* PROBLEM STATEMENT: Repeat the records word for word, excluding any picture.
-- Begin INPUT ROWS --
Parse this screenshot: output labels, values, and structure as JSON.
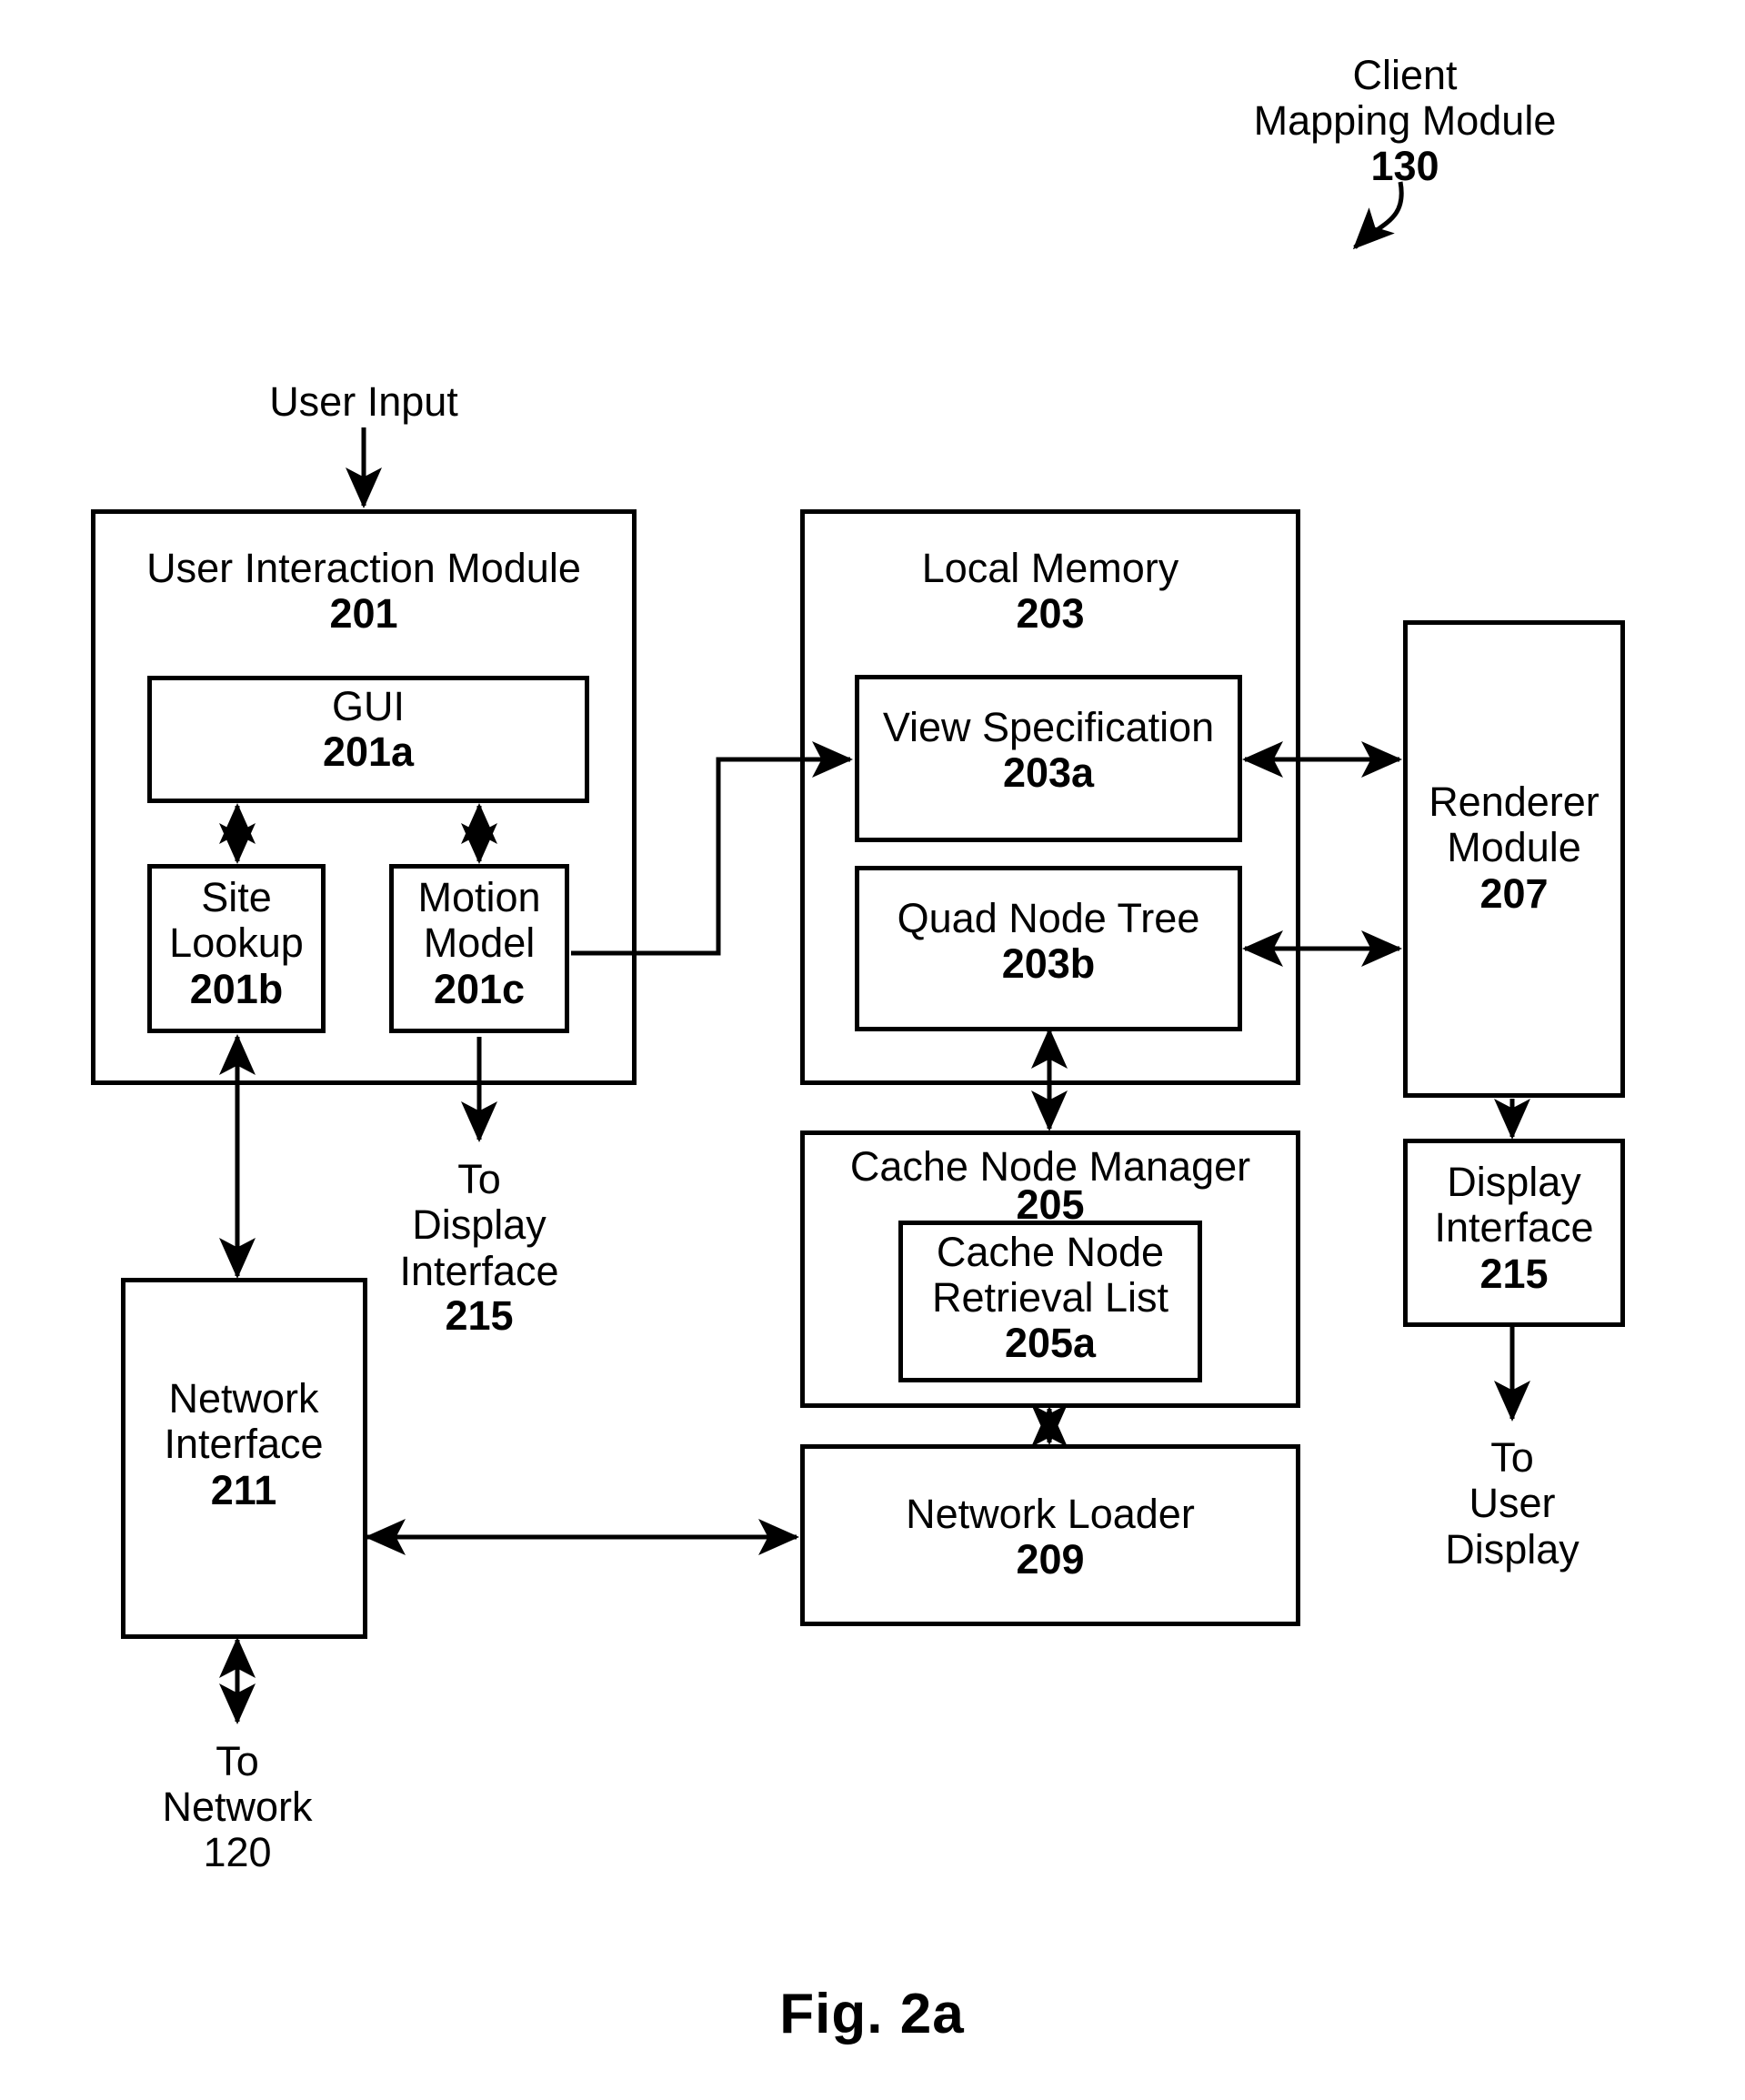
{
  "figure": {
    "caption": "Fig. 2a",
    "callout": {
      "title_line1": "Client",
      "title_line2": "Mapping Module",
      "ref": "130"
    }
  },
  "external_labels": {
    "user_input": "User Input",
    "to_display_interface": "To\nDisplay\nInterface",
    "to_display_interface_ref": "215",
    "to_network": "To\nNetwork",
    "to_network_ref": "120",
    "to_user_display": "To\nUser\nDisplay"
  },
  "blocks": [
    {
      "id": "user-interaction-module",
      "title": "User Interaction Module",
      "ref": "201"
    },
    {
      "id": "gui",
      "title": "GUI",
      "ref": "201a"
    },
    {
      "id": "site-lookup",
      "title": "Site\nLookup",
      "ref": "201b"
    },
    {
      "id": "motion-model",
      "title": "Motion\nModel",
      "ref": "201c"
    },
    {
      "id": "local-memory",
      "title": "Local Memory",
      "ref": "203"
    },
    {
      "id": "view-specification",
      "title": "View Specification",
      "ref": "203a"
    },
    {
      "id": "quad-node-tree",
      "title": "Quad Node Tree",
      "ref": "203b"
    },
    {
      "id": "cache-node-manager",
      "title": "Cache Node Manager",
      "ref": "205"
    },
    {
      "id": "cache-node-retrieval-list",
      "title": "Cache Node\nRetrieval List",
      "ref": "205a"
    },
    {
      "id": "network-loader",
      "title": "Network Loader",
      "ref": "209"
    },
    {
      "id": "renderer-module",
      "title": "Renderer\nModule",
      "ref": "207"
    },
    {
      "id": "display-interface",
      "title": "Display\nInterface",
      "ref": "215"
    },
    {
      "id": "network-interface",
      "title": "Network\nInterface",
      "ref": "211"
    }
  ],
  "colors": {
    "stroke": "#000000",
    "background": "#ffffff"
  }
}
-- End INPUT ROWS --
* ANSWER TO THIS TASK:
Parse this screenshot: output labels, values, and structure as JSON.
{
  "figure": {
    "caption": "Fig. 2a",
    "callout": {
      "title_line1": "Client",
      "title_line2": "Mapping Module",
      "ref": "130"
    }
  },
  "external_labels": {
    "user_input": "User Input",
    "to_display_interface": "To\nDisplay\nInterface",
    "to_display_interface_ref": "215",
    "to_network": "To\nNetwork",
    "to_network_ref": "120",
    "to_user_display": "To\nUser\nDisplay"
  },
  "blocks": [
    {
      "id": "user-interaction-module",
      "title": "User Interaction Module",
      "ref": "201"
    },
    {
      "id": "gui",
      "title": "GUI",
      "ref": "201a"
    },
    {
      "id": "site-lookup",
      "title": "Site\nLookup",
      "ref": "201b"
    },
    {
      "id": "motion-model",
      "title": "Motion\nModel",
      "ref": "201c"
    },
    {
      "id": "local-memory",
      "title": "Local Memory",
      "ref": "203"
    },
    {
      "id": "view-specification",
      "title": "View Specification",
      "ref": "203a"
    },
    {
      "id": "quad-node-tree",
      "title": "Quad Node Tree",
      "ref": "203b"
    },
    {
      "id": "cache-node-manager",
      "title": "Cache Node Manager",
      "ref": "205"
    },
    {
      "id": "cache-node-retrieval-list",
      "title": "Cache Node\nRetrieval List",
      "ref": "205a"
    },
    {
      "id": "network-loader",
      "title": "Network Loader",
      "ref": "209"
    },
    {
      "id": "renderer-module",
      "title": "Renderer\nModule",
      "ref": "207"
    },
    {
      "id": "display-interface",
      "title": "Display\nInterface",
      "ref": "215"
    },
    {
      "id": "network-interface",
      "title": "Network\nInterface",
      "ref": "211"
    }
  ],
  "colors": {
    "stroke": "#000000",
    "background": "#ffffff"
  }
}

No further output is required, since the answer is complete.